*Brief*
Output the full material exactly as it appears here.

*Available data*
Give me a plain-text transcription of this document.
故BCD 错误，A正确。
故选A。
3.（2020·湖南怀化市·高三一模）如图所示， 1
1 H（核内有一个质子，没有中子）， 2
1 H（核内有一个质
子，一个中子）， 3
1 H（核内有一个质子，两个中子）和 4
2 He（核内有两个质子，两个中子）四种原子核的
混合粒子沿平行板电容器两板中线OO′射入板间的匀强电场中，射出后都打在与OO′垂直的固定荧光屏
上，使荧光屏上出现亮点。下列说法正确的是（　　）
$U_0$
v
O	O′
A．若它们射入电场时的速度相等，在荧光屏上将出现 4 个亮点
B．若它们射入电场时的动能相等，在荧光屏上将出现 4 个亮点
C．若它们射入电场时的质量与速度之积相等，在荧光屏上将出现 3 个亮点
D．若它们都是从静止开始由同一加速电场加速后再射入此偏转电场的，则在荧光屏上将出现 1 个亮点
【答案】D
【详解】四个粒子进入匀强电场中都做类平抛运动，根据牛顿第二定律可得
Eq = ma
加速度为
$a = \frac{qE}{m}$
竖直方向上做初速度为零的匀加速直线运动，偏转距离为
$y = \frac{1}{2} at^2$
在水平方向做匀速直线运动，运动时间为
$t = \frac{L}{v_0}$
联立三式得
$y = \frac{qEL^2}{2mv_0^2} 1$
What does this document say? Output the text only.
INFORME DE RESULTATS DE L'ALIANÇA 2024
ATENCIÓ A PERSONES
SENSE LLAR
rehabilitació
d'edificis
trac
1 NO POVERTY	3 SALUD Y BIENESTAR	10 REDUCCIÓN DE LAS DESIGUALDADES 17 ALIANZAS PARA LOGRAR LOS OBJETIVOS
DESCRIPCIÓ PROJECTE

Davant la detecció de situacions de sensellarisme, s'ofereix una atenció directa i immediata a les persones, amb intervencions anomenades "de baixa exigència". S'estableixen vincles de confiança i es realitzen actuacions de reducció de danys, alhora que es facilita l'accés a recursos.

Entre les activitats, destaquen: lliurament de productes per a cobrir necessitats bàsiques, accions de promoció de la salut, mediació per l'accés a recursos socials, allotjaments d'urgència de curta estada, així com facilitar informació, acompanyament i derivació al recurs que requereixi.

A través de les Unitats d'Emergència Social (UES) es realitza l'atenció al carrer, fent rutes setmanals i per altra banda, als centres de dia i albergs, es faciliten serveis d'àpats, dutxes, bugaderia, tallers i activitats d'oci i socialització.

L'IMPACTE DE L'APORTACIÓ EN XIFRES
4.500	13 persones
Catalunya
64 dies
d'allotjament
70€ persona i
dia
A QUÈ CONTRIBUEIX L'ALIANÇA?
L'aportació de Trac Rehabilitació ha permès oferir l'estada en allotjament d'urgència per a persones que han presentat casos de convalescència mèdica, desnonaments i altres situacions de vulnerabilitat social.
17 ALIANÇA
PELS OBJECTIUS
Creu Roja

*Completed task*
Give me a plain-text transcription of this document.
故BCD 错误，A正确。
故选A。
3.（2020·湖南怀化市·高三一模）如图所示， 1
1 H（核内有一个质子，没有中子）， 2
1 H（核内有一个质
子，一个中子）， 3
1 H（核内有一个质子，两个中子）和 4
2 He（核内有两个质子，两个中子）四种原子核的
混合粒子沿平行板电容器两板中线OO′射入板间的匀强电场中，射出后都打在与OO′垂直的固定荧光屏
上，使荧光屏上出现亮点。下列说法正确的是（　　）
$U_0$
v
O	O′
A．若它们射入电场时的速度相等，在荧光屏上将出现 4 个亮点
B．若它们射入电场时的动能相等，在荧光屏上将出现 4 个亮点
C．若它们射入电场时的质量与速度之积相等，在荧光屏上将出现 3 个亮点
D．若它们都是从静止开始由同一加速电场加速后再射入此偏转电场的，则在荧光屏上将出现 1 个亮点
【答案】D
【详解】四个粒子进入匀强电场中都做类平抛运动，根据牛顿第二定律可得
Eq = ma
加速度为
$a = \frac{qE}{m}$
竖直方向上做初速度为零的匀加速直线运动，偏转距离为
$y = \frac{1}{2} at^2$
在水平方向做匀速直线运动，运动时间为
$t = \frac{L}{v_0}$
联立三式得
$y = \frac{qEL^2}{2mv_0^2} 1$
What does this document say? Output the text only.
INFORME DE RESULTATS DE L'ALIANÇA 2024
ATENCIÓ A PERSONES
SENSE LLAR
rehabilitació
d'edificis
trac
1 NO POVERTY	3 SALUD Y BIENESTAR	10 REDUCCIÓN DE LAS DESIGUALDADES 17 ALIANZAS PARA LOGRAR LOS OBJETIVOS
DESCRIPCIÓ PROJECTE

Davant la detecció de situacions de sensellarisme, s'ofereix una atenció directa i immediata a les persones, amb intervencions anomenades "de baixa exigència". S'estableixen vincles de confiança i es realitzen actuacions de reducció de danys, alhora que es facilita l'accés a recursos.

Entre les activitats, destaquen: lliurament de productes per a cobrir necessitats bàsiques, accions de promoció de la salut, mediació per l'accés a recursos socials, allotjaments d'urgència de curta estada, així com facilitar informació, acompanyament i derivació al recurs que requereixi.

A través de les Unitats d'Emergència Social (UES) es realitza l'atenció al carrer, fent rutes setmanals i per altra banda, als centres de dia i albergs, es faciliten serveis d'àpats, dutxes, bugaderia, tallers i activitats d'oci i socialització.

L'IMPACTE DE L'APORTACIÓ EN XIFRES
4.500	13 persones
Catalunya
64 dies
d'allotjament
70€ persona i
dia
A QUÈ CONTRIBUEIX L'ALIANÇA?
L'aportació de Trac Rehabilitació ha permès oferir l'estada en allotjament d'urgència per a persones que han presentat casos de convalescència mèdica, desnonaments i altres situacions de vulnerabilitat social.
17 ALIANÇA
PELS OBJECTIUS
Creu Roja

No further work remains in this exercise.